Data –
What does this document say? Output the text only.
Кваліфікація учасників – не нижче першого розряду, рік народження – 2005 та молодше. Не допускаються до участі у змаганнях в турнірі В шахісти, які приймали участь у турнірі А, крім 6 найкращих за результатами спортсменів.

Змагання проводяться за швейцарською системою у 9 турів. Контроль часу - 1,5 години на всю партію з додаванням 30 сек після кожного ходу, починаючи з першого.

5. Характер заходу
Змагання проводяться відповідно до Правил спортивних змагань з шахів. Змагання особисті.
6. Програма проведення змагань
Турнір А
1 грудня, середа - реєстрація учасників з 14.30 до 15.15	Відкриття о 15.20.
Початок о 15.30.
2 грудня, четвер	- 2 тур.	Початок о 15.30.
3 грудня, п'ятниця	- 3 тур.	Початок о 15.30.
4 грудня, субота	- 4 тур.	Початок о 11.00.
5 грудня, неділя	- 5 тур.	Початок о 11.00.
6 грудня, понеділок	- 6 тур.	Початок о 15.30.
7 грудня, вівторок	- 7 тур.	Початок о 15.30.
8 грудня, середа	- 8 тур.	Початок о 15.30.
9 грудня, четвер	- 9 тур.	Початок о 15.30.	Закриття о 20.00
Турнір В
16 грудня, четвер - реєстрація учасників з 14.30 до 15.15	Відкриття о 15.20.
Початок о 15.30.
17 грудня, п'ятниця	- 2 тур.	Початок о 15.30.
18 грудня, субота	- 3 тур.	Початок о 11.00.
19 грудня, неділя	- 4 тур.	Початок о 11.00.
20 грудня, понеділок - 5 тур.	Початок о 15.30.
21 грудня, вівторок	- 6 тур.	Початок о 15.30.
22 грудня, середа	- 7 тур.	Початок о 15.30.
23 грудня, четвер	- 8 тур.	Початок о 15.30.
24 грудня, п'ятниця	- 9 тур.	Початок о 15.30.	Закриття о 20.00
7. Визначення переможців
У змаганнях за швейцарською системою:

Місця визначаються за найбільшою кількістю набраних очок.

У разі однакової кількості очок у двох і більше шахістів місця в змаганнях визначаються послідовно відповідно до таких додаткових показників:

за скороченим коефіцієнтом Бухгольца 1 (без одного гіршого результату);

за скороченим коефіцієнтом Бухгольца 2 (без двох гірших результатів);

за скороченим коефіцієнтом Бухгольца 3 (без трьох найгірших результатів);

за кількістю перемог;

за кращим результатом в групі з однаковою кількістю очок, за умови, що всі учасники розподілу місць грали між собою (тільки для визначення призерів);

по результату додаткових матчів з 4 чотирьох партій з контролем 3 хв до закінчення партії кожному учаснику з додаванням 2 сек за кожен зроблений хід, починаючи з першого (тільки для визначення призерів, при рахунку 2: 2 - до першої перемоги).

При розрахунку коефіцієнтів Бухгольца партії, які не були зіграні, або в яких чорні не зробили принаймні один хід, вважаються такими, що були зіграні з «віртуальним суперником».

What you are asked to do – How many lines in the entries contain the string "учасників"? Answer with the number only.

Answer to the exercise – 3